■ QUOTED PASSAGE
########
A proxy may be appointed in respect of only some of the shares held by a Shareholder, and a Shareholder may appoint more than one proxy, each empowered to vote by virtue of a portion of the shares.
 
45.
A Shareholder being of unsound mind or pronounced to be unfit to vote by a competent court of law may vote through a legally appointed guardian or any other representative appointed by a court of law to vote on behalf of such Shareholder.
 
46.
A Shareholder entitled to vote may signify in writing his approval of, or dissent from, or may abstain from any resolution included in a proxy instrument furnished by the Company. A proxy instrument may include resolutions pertaining to such issues which are permitted to be included in a proxy instrument according to the Statutes, and such other issues which the Board may decide, in a certain instance or in general, to allow voting through a proxy. A Shareholder voting through a proxy instrument shall be taken into account in determining the presence of a quorum as if such Shareholder is present at the meeting.
 
47.
The chairman of the general meeting shall be responsible for recording the minutes of the general meeting and any resolution adopted.
 
48.
The provisions of these Articles relating to general meetings shall apply, mutatis mutandis, to Class Meetings.
 
Page 5 of 10

DIRECTORS
 
Powers, Number of Directors, Composition & Election
 
49.
########
■ LISTED RECORDS

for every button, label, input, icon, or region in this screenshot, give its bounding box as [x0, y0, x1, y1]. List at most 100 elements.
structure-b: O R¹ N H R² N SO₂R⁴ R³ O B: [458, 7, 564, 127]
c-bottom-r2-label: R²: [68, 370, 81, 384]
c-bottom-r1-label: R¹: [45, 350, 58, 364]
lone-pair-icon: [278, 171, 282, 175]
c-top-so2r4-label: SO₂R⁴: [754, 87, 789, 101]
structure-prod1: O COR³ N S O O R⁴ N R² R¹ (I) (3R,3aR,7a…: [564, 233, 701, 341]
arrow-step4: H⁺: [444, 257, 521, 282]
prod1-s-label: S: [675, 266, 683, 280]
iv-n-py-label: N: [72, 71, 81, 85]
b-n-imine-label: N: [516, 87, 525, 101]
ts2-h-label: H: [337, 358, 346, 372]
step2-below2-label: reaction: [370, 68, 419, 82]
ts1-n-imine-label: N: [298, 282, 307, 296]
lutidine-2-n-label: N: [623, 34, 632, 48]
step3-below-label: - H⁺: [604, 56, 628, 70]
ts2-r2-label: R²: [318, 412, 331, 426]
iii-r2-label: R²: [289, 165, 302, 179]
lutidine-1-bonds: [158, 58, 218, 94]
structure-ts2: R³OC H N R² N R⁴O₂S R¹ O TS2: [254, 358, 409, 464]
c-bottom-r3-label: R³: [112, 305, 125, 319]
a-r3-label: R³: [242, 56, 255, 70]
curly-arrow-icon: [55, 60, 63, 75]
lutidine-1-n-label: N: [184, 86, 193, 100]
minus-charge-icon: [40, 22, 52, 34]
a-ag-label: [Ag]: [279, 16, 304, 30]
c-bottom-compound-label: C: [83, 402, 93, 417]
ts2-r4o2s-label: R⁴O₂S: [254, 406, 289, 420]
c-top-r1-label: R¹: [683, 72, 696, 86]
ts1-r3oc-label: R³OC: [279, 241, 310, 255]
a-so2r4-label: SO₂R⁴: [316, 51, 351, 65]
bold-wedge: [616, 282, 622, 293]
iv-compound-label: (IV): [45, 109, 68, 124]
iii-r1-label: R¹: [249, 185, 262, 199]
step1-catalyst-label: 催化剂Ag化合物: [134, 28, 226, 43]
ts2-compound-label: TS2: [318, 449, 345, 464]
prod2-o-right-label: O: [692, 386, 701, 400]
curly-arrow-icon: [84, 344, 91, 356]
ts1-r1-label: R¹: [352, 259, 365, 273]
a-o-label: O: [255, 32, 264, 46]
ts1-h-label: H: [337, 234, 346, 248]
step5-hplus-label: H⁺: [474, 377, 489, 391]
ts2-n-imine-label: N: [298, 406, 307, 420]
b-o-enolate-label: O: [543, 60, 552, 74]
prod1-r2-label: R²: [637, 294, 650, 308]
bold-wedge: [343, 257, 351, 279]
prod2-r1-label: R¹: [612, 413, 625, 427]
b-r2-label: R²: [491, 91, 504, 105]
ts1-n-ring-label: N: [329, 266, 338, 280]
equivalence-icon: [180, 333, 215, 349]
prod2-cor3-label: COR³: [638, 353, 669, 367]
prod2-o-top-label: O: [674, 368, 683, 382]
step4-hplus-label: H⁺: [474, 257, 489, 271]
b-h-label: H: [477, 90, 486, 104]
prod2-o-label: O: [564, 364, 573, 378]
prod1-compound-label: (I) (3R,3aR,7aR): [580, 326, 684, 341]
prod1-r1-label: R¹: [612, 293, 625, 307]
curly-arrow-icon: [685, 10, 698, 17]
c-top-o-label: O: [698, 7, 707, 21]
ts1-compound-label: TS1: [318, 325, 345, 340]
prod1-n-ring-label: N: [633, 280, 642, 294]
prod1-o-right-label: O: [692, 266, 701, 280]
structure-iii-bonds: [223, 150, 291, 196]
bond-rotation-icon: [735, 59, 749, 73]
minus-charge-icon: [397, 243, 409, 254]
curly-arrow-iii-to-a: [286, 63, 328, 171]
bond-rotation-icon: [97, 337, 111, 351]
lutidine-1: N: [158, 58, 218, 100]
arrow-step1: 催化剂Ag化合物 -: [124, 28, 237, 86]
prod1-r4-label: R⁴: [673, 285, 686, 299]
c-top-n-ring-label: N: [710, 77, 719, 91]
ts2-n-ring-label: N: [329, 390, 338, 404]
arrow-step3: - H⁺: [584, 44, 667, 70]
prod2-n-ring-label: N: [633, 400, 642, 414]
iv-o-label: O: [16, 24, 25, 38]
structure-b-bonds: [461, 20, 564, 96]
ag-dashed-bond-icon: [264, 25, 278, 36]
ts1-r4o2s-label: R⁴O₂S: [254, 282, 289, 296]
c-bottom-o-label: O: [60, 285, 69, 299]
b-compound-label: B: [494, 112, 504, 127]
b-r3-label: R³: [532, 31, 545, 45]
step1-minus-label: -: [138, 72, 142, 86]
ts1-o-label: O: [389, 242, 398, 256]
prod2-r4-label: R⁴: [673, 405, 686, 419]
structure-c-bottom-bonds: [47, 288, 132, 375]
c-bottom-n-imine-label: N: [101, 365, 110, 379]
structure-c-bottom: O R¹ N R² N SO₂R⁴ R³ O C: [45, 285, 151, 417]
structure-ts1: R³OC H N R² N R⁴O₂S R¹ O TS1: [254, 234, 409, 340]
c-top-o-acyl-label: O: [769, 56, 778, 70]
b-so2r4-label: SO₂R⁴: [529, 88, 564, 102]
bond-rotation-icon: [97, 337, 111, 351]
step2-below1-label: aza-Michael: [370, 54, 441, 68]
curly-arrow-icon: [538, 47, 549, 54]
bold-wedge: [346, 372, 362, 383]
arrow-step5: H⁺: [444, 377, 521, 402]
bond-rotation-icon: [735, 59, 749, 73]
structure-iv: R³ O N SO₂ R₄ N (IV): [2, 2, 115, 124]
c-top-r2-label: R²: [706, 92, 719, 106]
########
■ JOBS
A - Reproduce the part of the company articles that begins with the words "A Shareholder entitled" and ends with "at the meeting.".
B - In the company articles, who must record the minutes of the general meeting?

■ ANSWERS BELOW
A -
A Shareholder entitled to vote may signify in writing his approval of, or dissent from, or may abstain from any resolution included in a proxy instrument furnished by the Company. A proxy instrument may include resolutions pertaining to such issues which are permitted to be included in a proxy instrument according to the Statutes, and such other issues which the Board may decide, in a certain instance or in general, to allow voting through a proxy. A Shareholder voting through a proxy instrument shall be taken into account in determining the presence of a quorum as if such Shareholder is present at the meeting.

B - The chairman of the general meeting.